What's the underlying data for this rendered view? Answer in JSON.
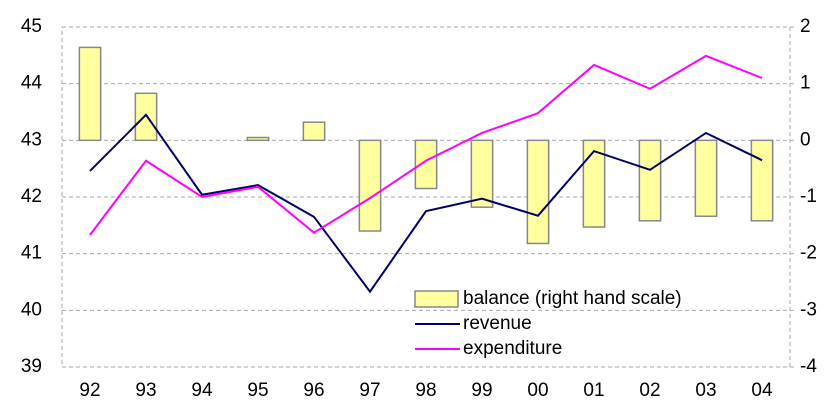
{
  "chart_data": {
    "type": "bar",
    "categories": [
      "92",
      "93",
      "94",
      "95",
      "96",
      "97",
      "98",
      "99",
      "00",
      "01",
      "02",
      "03",
      "04"
    ],
    "ylim": [
      39,
      45
    ],
    "yticks": [
      39,
      40,
      41,
      42,
      43,
      44,
      45
    ],
    "y2lim": [
      -4,
      2
    ],
    "y2ticks": [
      -4,
      -3,
      -2,
      -1,
      0,
      1,
      2
    ],
    "grid": true,
    "legend": "lower right",
    "series": [
      {
        "name": "balance (right hand scale)",
        "type": "bar",
        "axis": "y2",
        "color": "#ffffa0",
        "values": [
          1.64,
          0.83,
          0,
          0.05,
          0.32,
          -1.6,
          -0.85,
          -1.18,
          -1.82,
          -1.53,
          -1.42,
          -1.34,
          -1.42
        ]
      },
      {
        "name": "revenue",
        "type": "line",
        "color": "#000066",
        "values": [
          42.46,
          43.45,
          42.04,
          42.21,
          41.65,
          40.33,
          41.75,
          41.97,
          41.67,
          42.81,
          42.48,
          43.13,
          42.65
        ]
      },
      {
        "name": "expenditure",
        "type": "line",
        "color": "#ff00ff",
        "values": [
          41.33,
          42.64,
          42.0,
          42.18,
          41.37,
          41.98,
          42.64,
          43.13,
          43.48,
          44.33,
          43.91,
          44.49,
          44.1
        ]
      }
    ]
  }
}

* * * *

**Direction:**
Only the number is wanted: how many lines in the entries above contain the string "color"?

**Worked answer:**
3